Find each line with the string "Андрій" and report it.

---------- Source records

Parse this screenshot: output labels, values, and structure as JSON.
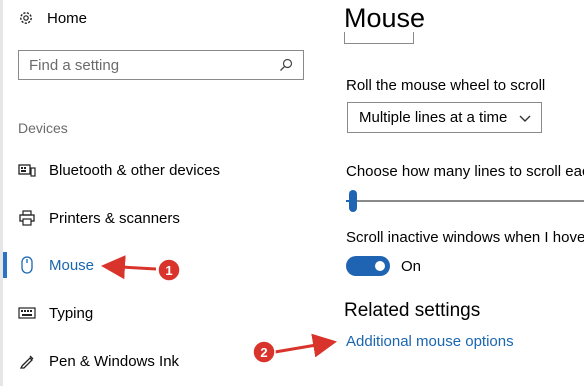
{
  "sidebar": {
    "home": {
      "label": "Home",
      "icon": "gear-icon"
    },
    "search": {
      "placeholder": "Find a setting",
      "icon": "search-icon"
    },
    "section_title": "Devices",
    "items": [
      {
        "label": "Bluetooth & other devices",
        "icon": "devices-icon"
      },
      {
        "label": "Printers & scanners",
        "icon": "printer-icon"
      },
      {
        "label": "Mouse",
        "icon": "mouse-icon",
        "selected": true
      },
      {
        "label": "Typing",
        "icon": "keyboard-icon"
      },
      {
        "label": "Pen & Windows Ink",
        "icon": "pen-icon"
      }
    ]
  },
  "main": {
    "title": "Mouse",
    "scroll_label": "Roll the mouse wheel to scroll",
    "scroll_select_value": "Multiple lines at a time",
    "lines_label": "Choose how many lines to scroll eac",
    "lines_slider_level": 0.02,
    "inactive_label": "Scroll inactive windows when I hove",
    "toggle_state": "On",
    "related_heading": "Related settings",
    "related_link": "Additional mouse options"
  },
  "annotations": [
    {
      "number": "1",
      "points_to": "Mouse"
    },
    {
      "number": "2",
      "points_to": "Additional mouse options"
    }
  ],
  "colors": {
    "accent": "#1a66b0",
    "toggle_on": "#1f64b3",
    "annotation_red": "#d9342b"
  }
}
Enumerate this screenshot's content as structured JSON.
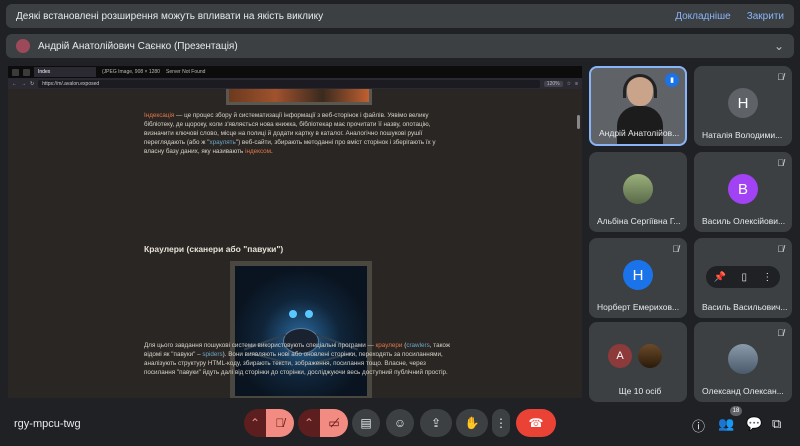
{
  "banner": {
    "message": "Деякі встановлені розширення можуть впливати на якість виклику",
    "details_label": "Докладніше",
    "close_label": "Закрити"
  },
  "presenter": {
    "label": "Андрій Анатолійович Саєнко (Презентація)"
  },
  "shared_browser": {
    "tabs": [
      "Index",
      "(JPEG Image, 908 × 1280 pi",
      "Server Not Found"
    ],
    "url": "https://m/.avalon.exposed",
    "zoom": "120%"
  },
  "shared_page": {
    "para1_term": "Індексація",
    "para1_text": " — це процес збору й систематизації інформації з веб-сторінок і файлів. Уявімо велику бібліотеку, де щороку, коли з'являється нова книжка, бібліотекар має прочитати її назву, опотацію, визначити ключові слово, місце на полиці й додати картку в каталог. Аналогічно пошукові рушії переглядають (або ж \"",
    "para1_link": "храулять",
    "para1_text2": "\") веб-сайти, збирають методанні про вміст сторінок і зберігають їх у власну базу даних, яку називають ",
    "para1_term2": "індексом",
    "heading": "Краулери (сканери або \"павуки\")",
    "para2_text": "Для цього завдання пошукові системи використовують спеціальні програми — ",
    "para2_term": "краулери",
    "para2_link1": "crawlers",
    "para2_mid": ", також відомі як \"павуки\" – ",
    "para2_link2": "spiders",
    "para2_rest": "). Вони виявляють нові або оновлені сторінки, переходять за посиланнями, аналізують структуру HTML-коду, збирають тексти, зображення, посилання тощо. Власне, через посилання \"павуки\" йдуть далі від сторінки до сторінки, досліджуючи весь доступний публічний простір."
  },
  "participants": [
    {
      "name": "Андрій Анатолійов...",
      "initial": "",
      "color": "",
      "speaking": true
    },
    {
      "name": "Наталія Володими...",
      "initial": "Н",
      "color": "#5f6368"
    },
    {
      "name": "Альбіна Сергіївна Г...",
      "initial": "",
      "color": "#7a8a5a"
    },
    {
      "name": "Василь Олексійови...",
      "initial": "В",
      "color": "#a142f4"
    },
    {
      "name": "Норберт Емерихов...",
      "initial": "Н",
      "color": "#1a73e8"
    },
    {
      "name": "Василь Васильович...",
      "initial": "",
      "color": ""
    },
    {
      "name": "Ще 10 осіб",
      "initial": "А",
      "color": "#8d3a3a"
    },
    {
      "name": "Олександ Олексан...",
      "initial": "",
      "color": "#6b7b8b"
    }
  ],
  "bottom": {
    "meeting_code": "rgy-mpcu-twg",
    "participant_count": "18"
  }
}
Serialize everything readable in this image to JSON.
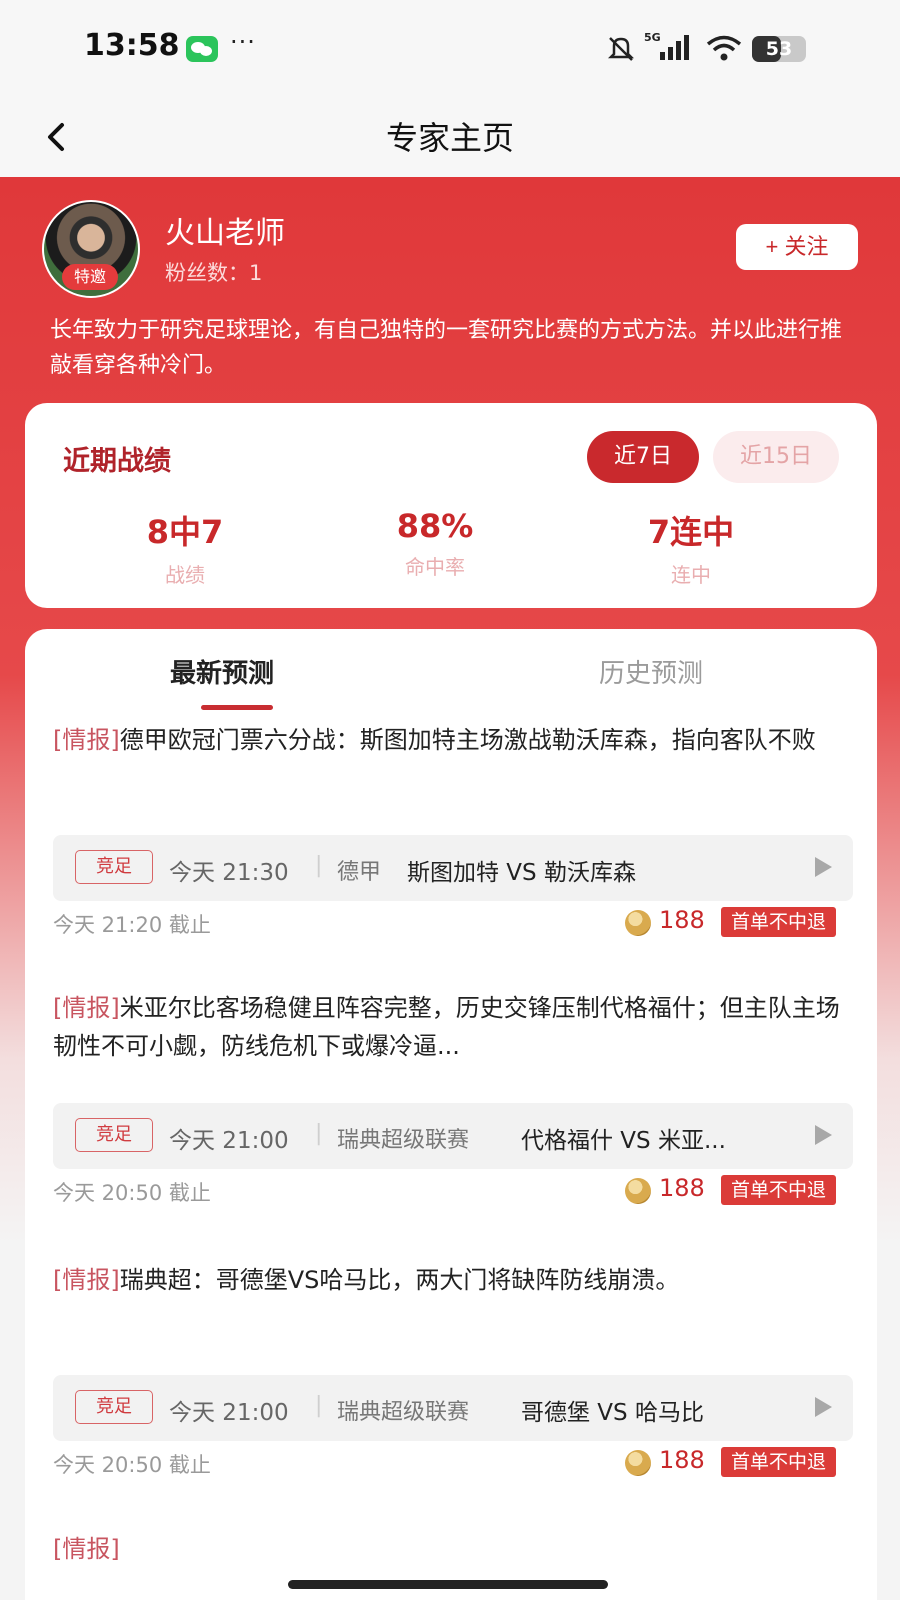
{
  "status_bar": {
    "time": "13:58",
    "more": "···",
    "network": "5G",
    "battery_level": 53,
    "battery_text": "53",
    "icons": [
      "wechat-icon",
      "mute-icon",
      "signal-icon",
      "wifi-icon",
      "battery-icon"
    ]
  },
  "nav": {
    "title": "专家主页",
    "back_icon": "chevron-left-icon"
  },
  "expert": {
    "name": "火山老师",
    "badge": "特邀",
    "fans": "粉丝数：1",
    "follow_label": "+ 关注",
    "bio": "长年致力于研究足球理论，有自己独特的一套研究比赛的方式方法。并以此进行推敲看穿各种冷门。"
  },
  "record": {
    "title": "近期战绩",
    "periods": [
      "近7日",
      "近15日"
    ],
    "selected_period": "近7日",
    "stats": [
      {
        "value": "8中7",
        "label": "战绩"
      },
      {
        "value": "88%",
        "label": "命中率"
      },
      {
        "value": "7连中",
        "label": "连中"
      }
    ]
  },
  "tabs": {
    "latest": "最新预测",
    "history": "历史预测",
    "selected": "最新预测"
  },
  "predictions": [
    {
      "tag": "[情报]",
      "headline": "德甲欧冠门票六分战：斯图加特主场激战勒沃库森，指向客队不败",
      "badge": "竞足",
      "time": "今天 21:30",
      "league": "德甲",
      "teams": "斯图加特 VS 勒沃库森",
      "deadline": "今天 21:20 截止",
      "price": "188",
      "refund": "首单不中退"
    },
    {
      "tag": "[情报]",
      "headline": "米亚尔比客场稳健且阵容完整，历史交锋压制代格福什；但主队主场韧性不可小觑，防线危机下或爆冷逼...",
      "badge": "竞足",
      "time": "今天 21:00",
      "league": "瑞典超级联赛",
      "teams": "代格福什 VS 米亚...",
      "deadline": "今天 20:50 截止",
      "price": "188",
      "refund": "首单不中退"
    },
    {
      "tag": "[情报]",
      "headline": "瑞典超：哥德堡VS哈马比，两大门将缺阵防线崩溃。",
      "badge": "竞足",
      "time": "今天 21:00",
      "league": "瑞典超级联赛",
      "teams": "哥德堡 VS 哈马比",
      "deadline": "今天 20:50 截止",
      "price": "188",
      "refund": "首单不中退"
    }
  ],
  "partial_next": "[情报]",
  "colors": {
    "brand_red": "#e0383a",
    "accent_red": "#c8282a",
    "tag_red": "#c85560"
  }
}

--------------------

* Written reply
    "label": "Андрій Анатолійович Саєнко (Презентація)"
      "name": "Андрій Анатолійов...",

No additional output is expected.